**EXERCISE DETAILS:**
Copy each line in which the string "content" occurs.

**ENTRIES SHOWN:**
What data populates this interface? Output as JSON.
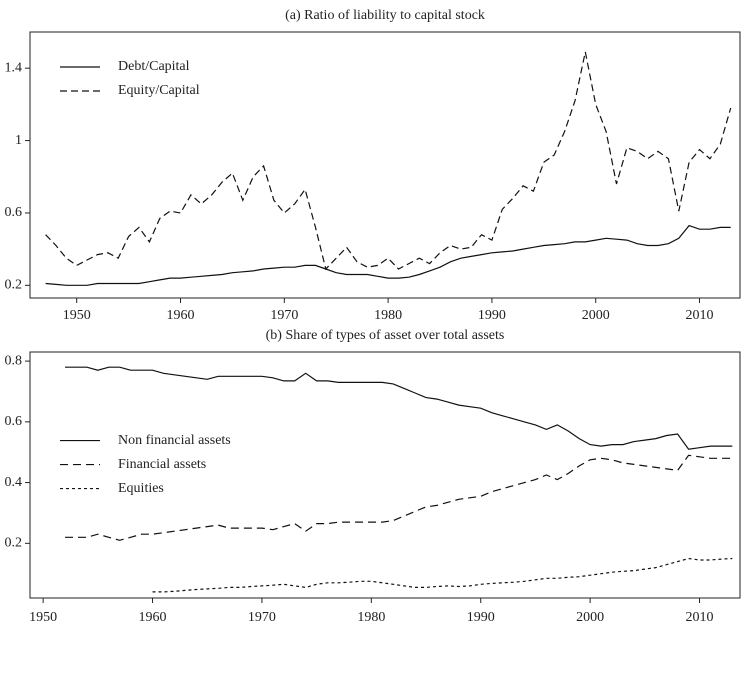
{
  "chart_data": [
    {
      "type": "line",
      "title": "(a) Ratio of liability to capital stock",
      "x": [
        1947,
        1948,
        1949,
        1950,
        1951,
        1952,
        1953,
        1954,
        1955,
        1956,
        1957,
        1958,
        1959,
        1960,
        1961,
        1962,
        1963,
        1964,
        1965,
        1966,
        1967,
        1968,
        1969,
        1970,
        1971,
        1972,
        1973,
        1974,
        1975,
        1976,
        1977,
        1978,
        1979,
        1980,
        1981,
        1982,
        1983,
        1984,
        1985,
        1986,
        1987,
        1988,
        1989,
        1990,
        1991,
        1992,
        1993,
        1994,
        1995,
        1996,
        1997,
        1998,
        1999,
        2000,
        2001,
        2002,
        2003,
        2004,
        2005,
        2006,
        2007,
        2008,
        2009,
        2010,
        2011,
        2012,
        2013
      ],
      "series": [
        {
          "name": "Debt/Capital",
          "color": "#111111",
          "dash": "none",
          "values": [
            0.21,
            0.205,
            0.2,
            0.2,
            0.2,
            0.21,
            0.21,
            0.21,
            0.21,
            0.21,
            0.22,
            0.23,
            0.24,
            0.24,
            0.245,
            0.25,
            0.255,
            0.26,
            0.27,
            0.275,
            0.28,
            0.29,
            0.295,
            0.3,
            0.3,
            0.31,
            0.31,
            0.29,
            0.27,
            0.26,
            0.26,
            0.26,
            0.25,
            0.24,
            0.24,
            0.245,
            0.26,
            0.28,
            0.3,
            0.33,
            0.35,
            0.36,
            0.37,
            0.38,
            0.385,
            0.39,
            0.4,
            0.41,
            0.42,
            0.425,
            0.43,
            0.44,
            0.44,
            0.45,
            0.46,
            0.455,
            0.45,
            0.43,
            0.42,
            0.42,
            0.43,
            0.46,
            0.53,
            0.51,
            0.51,
            0.52,
            0.52
          ]
        },
        {
          "name": "Equity/Capital",
          "color": "#111111",
          "dash": "7,4",
          "values": [
            0.48,
            0.42,
            0.35,
            0.31,
            0.34,
            0.37,
            0.38,
            0.35,
            0.47,
            0.52,
            0.44,
            0.57,
            0.61,
            0.6,
            0.7,
            0.65,
            0.7,
            0.77,
            0.82,
            0.67,
            0.8,
            0.86,
            0.67,
            0.6,
            0.65,
            0.73,
            0.52,
            0.29,
            0.35,
            0.41,
            0.33,
            0.3,
            0.31,
            0.35,
            0.29,
            0.32,
            0.35,
            0.32,
            0.38,
            0.42,
            0.4,
            0.41,
            0.48,
            0.45,
            0.62,
            0.68,
            0.75,
            0.72,
            0.88,
            0.92,
            1.05,
            1.22,
            1.49,
            1.2,
            1.05,
            0.76,
            0.96,
            0.94,
            0.9,
            0.94,
            0.9,
            0.61,
            0.88,
            0.95,
            0.9,
            0.98,
            1.18
          ]
        }
      ],
      "xlim": [
        1945.5,
        2013.9
      ],
      "xticks": [
        1950,
        1960,
        1970,
        1980,
        1990,
        2000,
        2010
      ],
      "ylim": [
        0.13,
        1.6
      ],
      "yticks": [
        0.2,
        0.6,
        1.0,
        1.4
      ],
      "legend": "upper left"
    },
    {
      "type": "line",
      "title": "(b) Share of types of asset over total assets",
      "x": [
        1952,
        1953,
        1954,
        1955,
        1956,
        1957,
        1958,
        1959,
        1960,
        1961,
        1962,
        1963,
        1964,
        1965,
        1966,
        1967,
        1968,
        1969,
        1970,
        1971,
        1972,
        1973,
        1974,
        1975,
        1976,
        1977,
        1978,
        1979,
        1980,
        1981,
        1982,
        1983,
        1984,
        1985,
        1986,
        1987,
        1988,
        1989,
        1990,
        1991,
        1992,
        1993,
        1994,
        1995,
        1996,
        1997,
        1998,
        1999,
        2000,
        2001,
        2002,
        2003,
        2004,
        2005,
        2006,
        2007,
        2008,
        2009,
        2010,
        2011,
        2012,
        2013
      ],
      "series": [
        {
          "name": "Non financial assets",
          "color": "#111111",
          "dash": "none",
          "values": [
            0.78,
            0.78,
            0.78,
            0.77,
            0.78,
            0.78,
            0.77,
            0.77,
            0.77,
            0.76,
            0.755,
            0.75,
            0.745,
            0.74,
            0.75,
            0.75,
            0.75,
            0.75,
            0.75,
            0.745,
            0.735,
            0.735,
            0.76,
            0.735,
            0.735,
            0.73,
            0.73,
            0.73,
            0.73,
            0.73,
            0.725,
            0.71,
            0.695,
            0.68,
            0.675,
            0.665,
            0.655,
            0.65,
            0.645,
            0.63,
            0.62,
            0.61,
            0.6,
            0.59,
            0.575,
            0.59,
            0.57,
            0.545,
            0.525,
            0.52,
            0.525,
            0.525,
            0.535,
            0.54,
            0.545,
            0.555,
            0.56,
            0.51,
            0.515,
            0.52,
            0.52,
            0.52
          ]
        },
        {
          "name": "Financial assets",
          "color": "#111111",
          "dash": "8,5",
          "values": [
            0.22,
            0.22,
            0.22,
            0.23,
            0.22,
            0.21,
            0.22,
            0.23,
            0.23,
            0.235,
            0.24,
            0.245,
            0.25,
            0.255,
            0.26,
            0.25,
            0.25,
            0.25,
            0.25,
            0.245,
            0.255,
            0.265,
            0.24,
            0.265,
            0.265,
            0.27,
            0.27,
            0.27,
            0.27,
            0.27,
            0.275,
            0.29,
            0.305,
            0.32,
            0.325,
            0.335,
            0.345,
            0.35,
            0.355,
            0.37,
            0.38,
            0.39,
            0.4,
            0.41,
            0.425,
            0.41,
            0.43,
            0.455,
            0.475,
            0.48,
            0.475,
            0.465,
            0.46,
            0.455,
            0.45,
            0.445,
            0.44,
            0.49,
            0.485,
            0.48,
            0.48,
            0.48
          ]
        },
        {
          "name": "Equities",
          "color": "#111111",
          "dash": "3,3",
          "values": [
            null,
            null,
            null,
            null,
            null,
            null,
            null,
            null,
            0.04,
            0.04,
            0.042,
            0.045,
            0.048,
            0.05,
            0.052,
            0.055,
            0.055,
            0.058,
            0.06,
            0.062,
            0.065,
            0.06,
            0.055,
            0.065,
            0.07,
            0.07,
            0.072,
            0.075,
            0.075,
            0.07,
            0.065,
            0.06,
            0.055,
            0.055,
            0.058,
            0.06,
            0.058,
            0.06,
            0.065,
            0.068,
            0.07,
            0.072,
            0.075,
            0.08,
            0.085,
            0.085,
            0.088,
            0.09,
            0.095,
            0.1,
            0.105,
            0.108,
            0.11,
            0.115,
            0.12,
            0.13,
            0.14,
            0.15,
            0.145,
            0.145,
            0.148,
            0.15
          ]
        }
      ],
      "xlim": [
        1948.8,
        2013.7
      ],
      "xticks": [
        1950,
        1960,
        1970,
        1980,
        1990,
        2000,
        2010
      ],
      "ylim": [
        0.02,
        0.83
      ],
      "yticks": [
        0.2,
        0.4,
        0.6,
        0.8
      ],
      "legend": "center left"
    }
  ]
}
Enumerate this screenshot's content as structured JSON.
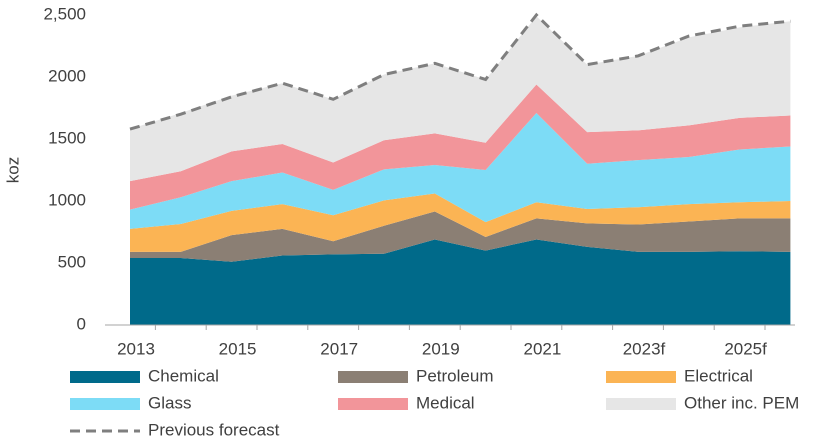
{
  "chart_data": {
    "type": "stacked_area",
    "y_label": "koz",
    "categories": [
      "2013",
      null,
      "2015",
      null,
      "2017",
      null,
      "2019",
      null,
      "2021",
      null,
      "2023f",
      null,
      "2025f",
      null
    ],
    "ylim": [
      0,
      2500
    ],
    "yticks": [
      0,
      500,
      1000,
      1500,
      2000,
      {
        "value": 2500,
        "label": "2,500"
      }
    ],
    "series": [
      {
        "name": "Chemical",
        "color": "#006a8a",
        "values": [
          540,
          540,
          510,
          560,
          570,
          575,
          690,
          600,
          690,
          630,
          590,
          590,
          595,
          590
        ]
      },
      {
        "name": "Petroleum",
        "color": "#8b7f74",
        "values": [
          50,
          50,
          215,
          215,
          105,
          225,
          225,
          110,
          170,
          190,
          220,
          245,
          265,
          270
        ]
      },
      {
        "name": "Electrical",
        "color": "#fbb454",
        "values": [
          185,
          225,
          195,
          200,
          210,
          205,
          145,
          120,
          130,
          115,
          140,
          140,
          130,
          140
        ]
      },
      {
        "name": "Glass",
        "color": "#7ddcf6",
        "values": [
          155,
          215,
          240,
          255,
          205,
          250,
          230,
          420,
          720,
          365,
          380,
          380,
          425,
          440
        ]
      },
      {
        "name": "Medical",
        "color": "#f2959a",
        "values": [
          230,
          210,
          240,
          230,
          220,
          235,
          255,
          220,
          230,
          255,
          240,
          255,
          255,
          250
        ]
      },
      {
        "name": "Other inc. PEM",
        "color": "#e6e6e6",
        "values": [
          420,
          470,
          450,
          490,
          510,
          530,
          565,
          510,
          550,
          545,
          600,
          710,
          730,
          760
        ]
      }
    ],
    "line_series": [
      {
        "name": "Previous forecast",
        "color": "#7f7f7f",
        "dashed": true,
        "values": [
          1580,
          1700,
          1840,
          1950,
          1820,
          2020,
          2110,
          1980,
          2500,
          2100,
          2170,
          2330,
          2410,
          2450
        ]
      }
    ]
  }
}
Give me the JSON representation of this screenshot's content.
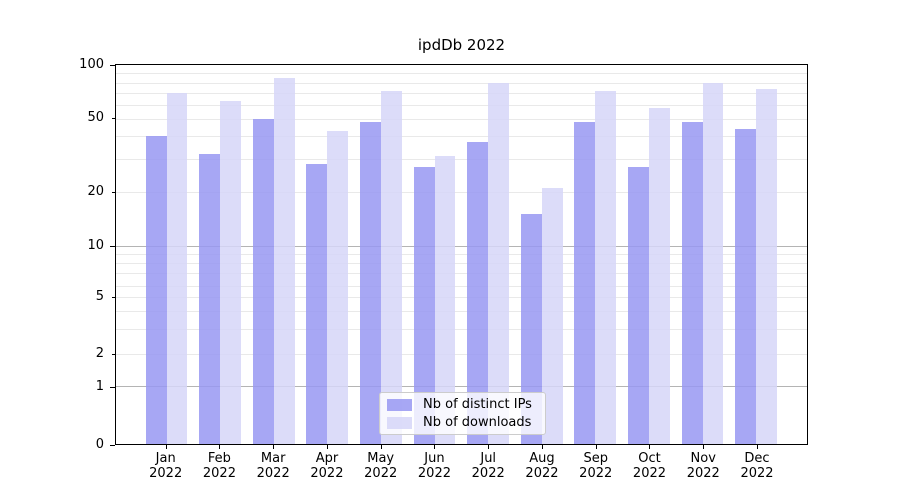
{
  "title": "ipdDb 2022",
  "chart_data": {
    "type": "bar",
    "title": "ipdDb 2022",
    "categories": [
      "Jan 2022",
      "Feb 2022",
      "Mar 2022",
      "Apr 2022",
      "May 2022",
      "Jun 2022",
      "Jul 2022",
      "Aug 2022",
      "Sep 2022",
      "Oct 2022",
      "Nov 2022",
      "Dec 2022"
    ],
    "series": [
      {
        "name": "Nb of distinct IPs",
        "color": "#9898f2",
        "values": [
          40,
          32,
          50,
          28,
          48,
          27,
          37,
          15,
          48,
          27,
          48,
          44
        ]
      },
      {
        "name": "Nb of downloads",
        "color": "#d6d6f8",
        "values": [
          70,
          63,
          85,
          43,
          72,
          31,
          80,
          21,
          72,
          58,
          80,
          74
        ]
      }
    ],
    "yscale": "symlog",
    "ylim": [
      0,
      100
    ],
    "yticks": [
      100,
      50,
      20,
      10,
      5,
      2,
      1,
      0
    ],
    "grid": true,
    "legend_position": "lower center",
    "xlabel": "",
    "ylabel": ""
  }
}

**TASK SOLUTION:**
Enumerate this screenshot's content as structured JSON.
Give me the JSON representation of this screenshot's content.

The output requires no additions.